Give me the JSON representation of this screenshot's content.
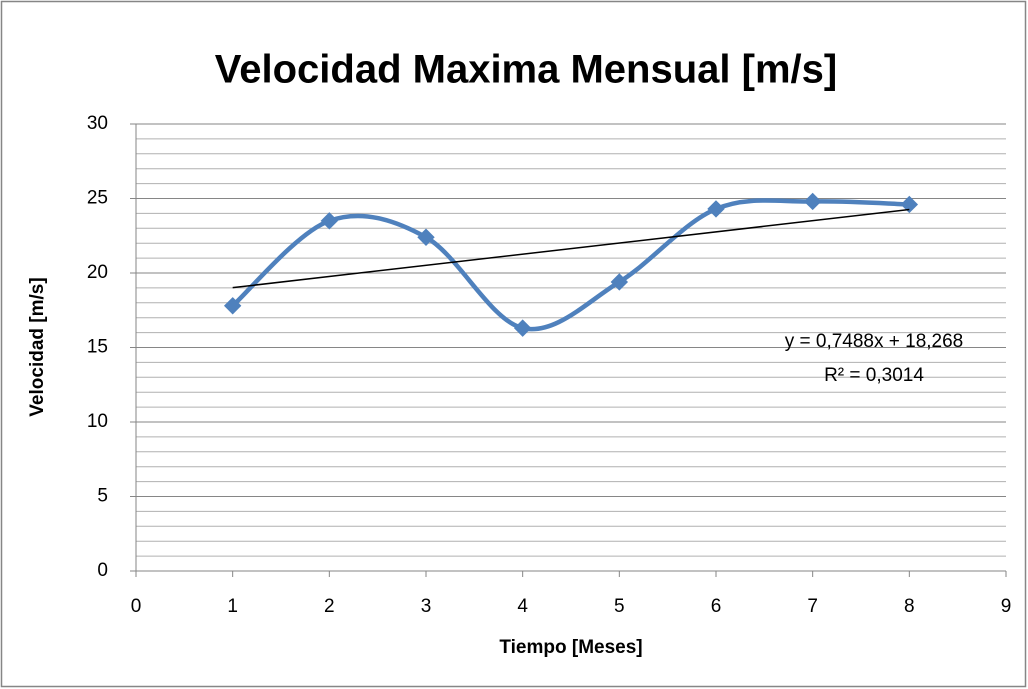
{
  "chart_data": {
    "type": "scatter",
    "title": "Velocidad Maxima Mensual [m/s]",
    "x_label": "Tiempo [Meses]",
    "y_label": "Velocidad [m/s]",
    "x": [
      1,
      2,
      3,
      4,
      5,
      6,
      7,
      8
    ],
    "series": [
      {
        "name": "Velocidad",
        "color": "#4f81bd",
        "values": [
          17.8,
          23.5,
          22.4,
          16.3,
          19.4,
          24.3,
          24.8,
          24.6
        ]
      }
    ],
    "smooth": true,
    "marker": "diamond",
    "xlim": [
      0,
      9
    ],
    "xticks": [
      0,
      1,
      2,
      3,
      4,
      5,
      6,
      7,
      8,
      9
    ],
    "ylim": [
      0,
      30
    ],
    "yticks": [
      0,
      5,
      10,
      15,
      20,
      25,
      30
    ],
    "y_minor_ticks": [
      1,
      2,
      3,
      4,
      6,
      7,
      8,
      9,
      11,
      12,
      13,
      14,
      16,
      17,
      18,
      19,
      21,
      22,
      23,
      24,
      26,
      27,
      28,
      29
    ],
    "grid": true,
    "trendline": {
      "slope": 0.7488,
      "intercept": 18.268,
      "equation": "y = 0,7488x + 18,268",
      "r2": 0.3014,
      "r2_label": "R² = 0,3014",
      "color": "#000000"
    }
  }
}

____

What you are asked to do ::
Figure out how many lines of the data above include "Velocidad", then give the number and nothing more.

Answer to this exercise ::
3